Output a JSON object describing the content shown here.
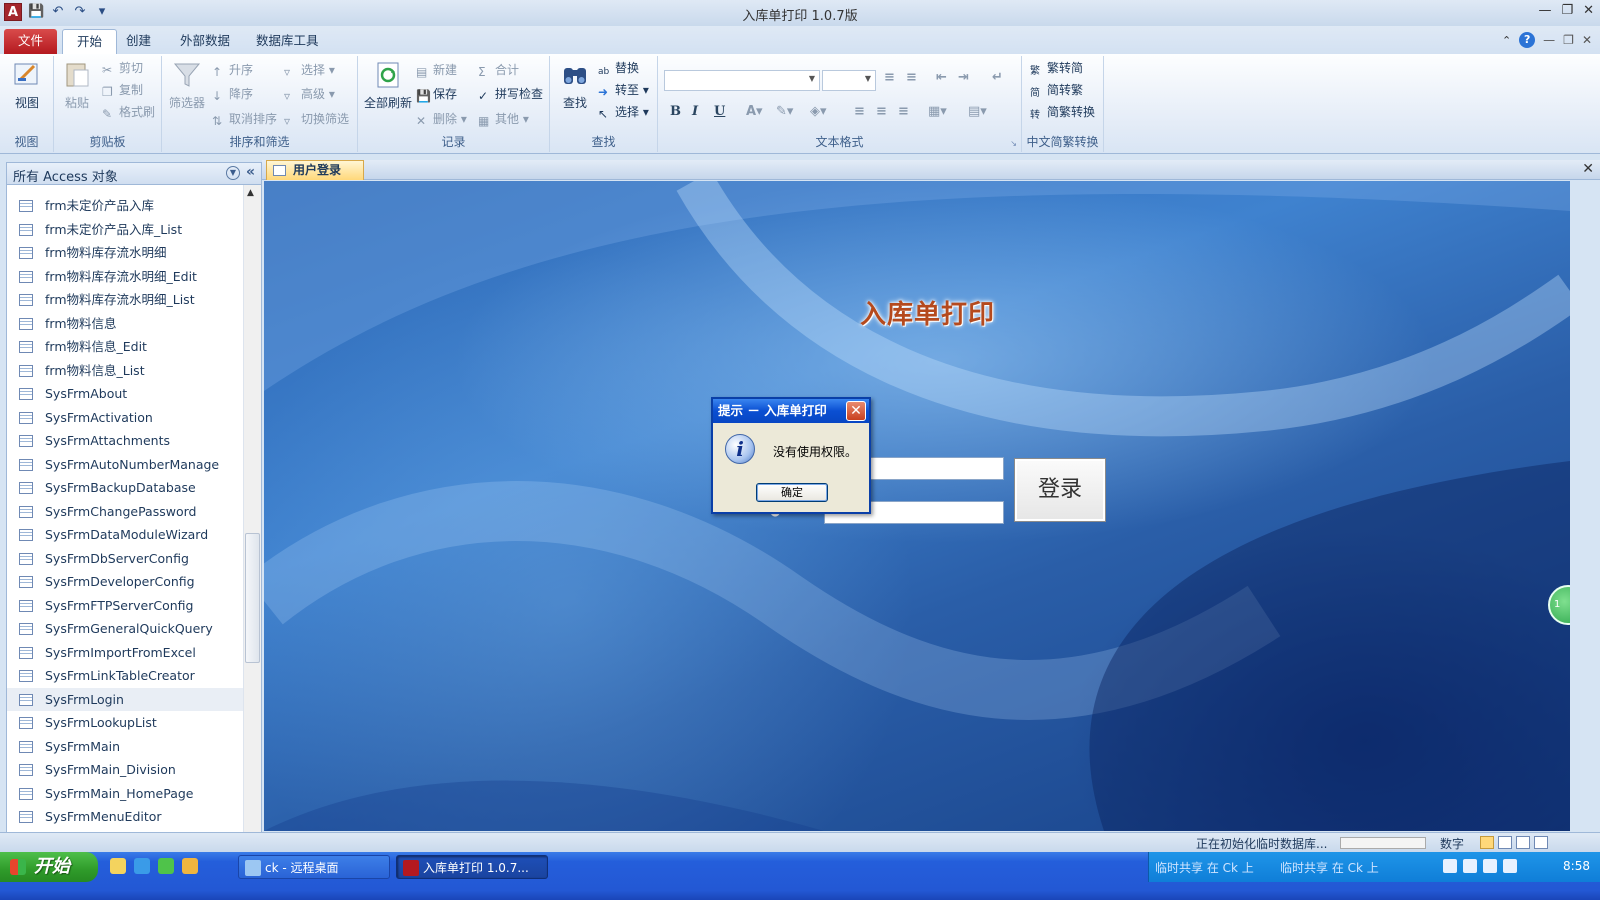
{
  "window": {
    "title": "入库单打印 1.0.7版",
    "app_icon": "A"
  },
  "ribbon_tabs": {
    "file": "文件",
    "home": "开始",
    "create": "创建",
    "external": "外部数据",
    "dbtools": "数据库工具"
  },
  "ribbon": {
    "view": {
      "view_label": "视图",
      "group_label": "视图"
    },
    "clipboard": {
      "paste": "粘贴",
      "cut": "剪切",
      "copy": "复制",
      "format_painter": "格式刷",
      "group_label": "剪贴板"
    },
    "sort_filter": {
      "filter": "筛选器",
      "ascending": "升序",
      "descending": "降序",
      "clear_sort": "取消排序",
      "selection": "选择",
      "advanced": "高级",
      "toggle_filter": "切换筛选",
      "group_label": "排序和筛选"
    },
    "records": {
      "refresh_all": "全部刷新",
      "new": "新建",
      "save": "保存",
      "delete": "删除",
      "totals": "合计",
      "spelling": "拼写检查",
      "more": "其他",
      "group_label": "记录"
    },
    "find": {
      "find": "查找",
      "replace": "替换",
      "goto": "转至",
      "select": "选择",
      "group_label": "查找"
    },
    "text_format": {
      "bold": "B",
      "italic": "I",
      "underline": "U",
      "group_label": "文本格式"
    },
    "chinese_conversion": {
      "trad_to_simp": "繁转简",
      "simp_to_trad": "简转繁",
      "conversion": "简繁转换",
      "group_label": "中文简繁转换"
    }
  },
  "nav_pane": {
    "title": "所有 Access 对象",
    "items": [
      "frm未定价产品入库",
      "frm未定价产品入库_List",
      "frm物料库存流水明细",
      "frm物料库存流水明细_Edit",
      "frm物料库存流水明细_List",
      "frm物料信息",
      "frm物料信息_Edit",
      "frm物料信息_List",
      "SysFrmAbout",
      "SysFrmActivation",
      "SysFrmAttachments",
      "SysFrmAutoNumberManage",
      "SysFrmBackupDatabase",
      "SysFrmChangePassword",
      "SysFrmDataModuleWizard",
      "SysFrmDbServerConfig",
      "SysFrmDeveloperConfig",
      "SysFrmFTPServerConfig",
      "SysFrmGeneralQuickQuery",
      "SysFrmImportFromExcel",
      "SysFrmLinkTableCreator",
      "SysFrmLogin",
      "SysFrmLookupList",
      "SysFrmMain",
      "SysFrmMain_Division",
      "SysFrmMain_HomePage",
      "SysFrmMenuEditor"
    ],
    "selected_item": "SysFrmLogin"
  },
  "document": {
    "tab_label": "用户登录",
    "form_title": "入库单打印",
    "login_button": "登录"
  },
  "message_box": {
    "title": "提示 － 入库单打印",
    "message": "没有使用权限。",
    "ok_button": "确定"
  },
  "status_bar": {
    "status_text": "正在初始化临时数据库...",
    "num_lock": "数字"
  },
  "taskbar": {
    "start": "开始",
    "tasks": [
      "ck - 远程桌面",
      "入库单打印 1.0.7..."
    ],
    "tray_share_1": "临时共享 在 Ck 上",
    "tray_share_2": "临时共享 在 Ck 上",
    "clock": "8:58"
  },
  "colors": {
    "file_tab": "#b4191f",
    "doc_tab": "#ffd87a",
    "dialog_title": "#0a4fd2",
    "form_title": "#b54a1e",
    "taskbar": "#245edb",
    "start_button": "#2f9b2a"
  }
}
------
> **INSTRUCTIONS FOR THE TASK**
Every record must be copied exactly, with images dropped from the result.

> **REPLY**
Output a JSON object describing the content shown here.
{
  "window": {
    "title": "入库单打印 1.0.7版",
    "app_icon": "A"
  },
  "ribbon_tabs": {
    "file": "文件",
    "home": "开始",
    "create": "创建",
    "external": "外部数据",
    "dbtools": "数据库工具"
  },
  "ribbon": {
    "view": {
      "view_label": "视图",
      "group_label": "视图"
    },
    "clipboard": {
      "paste": "粘贴",
      "cut": "剪切",
      "copy": "复制",
      "format_painter": "格式刷",
      "group_label": "剪贴板"
    },
    "sort_filter": {
      "filter": "筛选器",
      "ascending": "升序",
      "descending": "降序",
      "clear_sort": "取消排序",
      "selection": "选择",
      "advanced": "高级",
      "toggle_filter": "切换筛选",
      "group_label": "排序和筛选"
    },
    "records": {
      "refresh_all": "全部刷新",
      "new": "新建",
      "save": "保存",
      "delete": "删除",
      "totals": "合计",
      "spelling": "拼写检查",
      "more": "其他",
      "group_label": "记录"
    },
    "find": {
      "find": "查找",
      "replace": "替换",
      "goto": "转至",
      "select": "选择",
      "group_label": "查找"
    },
    "text_format": {
      "bold": "B",
      "italic": "I",
      "underline": "U",
      "group_label": "文本格式"
    },
    "chinese_conversion": {
      "trad_to_simp": "繁转简",
      "simp_to_trad": "简转繁",
      "conversion": "简繁转换",
      "group_label": "中文简繁转换"
    }
  },
  "nav_pane": {
    "title": "所有 Access 对象",
    "items": [
      "frm未定价产品入库",
      "frm未定价产品入库_List",
      "frm物料库存流水明细",
      "frm物料库存流水明细_Edit",
      "frm物料库存流水明细_List",
      "frm物料信息",
      "frm物料信息_Edit",
      "frm物料信息_List",
      "SysFrmAbout",
      "SysFrmActivation",
      "SysFrmAttachments",
      "SysFrmAutoNumberManage",
      "SysFrmBackupDatabase",
      "SysFrmChangePassword",
      "SysFrmDataModuleWizard",
      "SysFrmDbServerConfig",
      "SysFrmDeveloperConfig",
      "SysFrmFTPServerConfig",
      "SysFrmGeneralQuickQuery",
      "SysFrmImportFromExcel",
      "SysFrmLinkTableCreator",
      "SysFrmLogin",
      "SysFrmLookupList",
      "SysFrmMain",
      "SysFrmMain_Division",
      "SysFrmMain_HomePage",
      "SysFrmMenuEditor"
    ],
    "selected_item": "SysFrmLogin"
  },
  "document": {
    "tab_label": "用户登录",
    "form_title": "入库单打印",
    "login_button": "登录"
  },
  "message_box": {
    "title": "提示 － 入库单打印",
    "message": "没有使用权限。",
    "ok_button": "确定"
  },
  "status_bar": {
    "status_text": "正在初始化临时数据库...",
    "num_lock": "数字"
  },
  "taskbar": {
    "start": "开始",
    "tasks": [
      "ck - 远程桌面",
      "入库单打印 1.0.7..."
    ],
    "tray_share_1": "临时共享 在 Ck 上",
    "tray_share_2": "临时共享 在 Ck 上",
    "clock": "8:58"
  },
  "colors": {
    "file_tab": "#b4191f",
    "doc_tab": "#ffd87a",
    "dialog_title": "#0a4fd2",
    "form_title": "#b54a1e",
    "taskbar": "#245edb",
    "start_button": "#2f9b2a"
  }
}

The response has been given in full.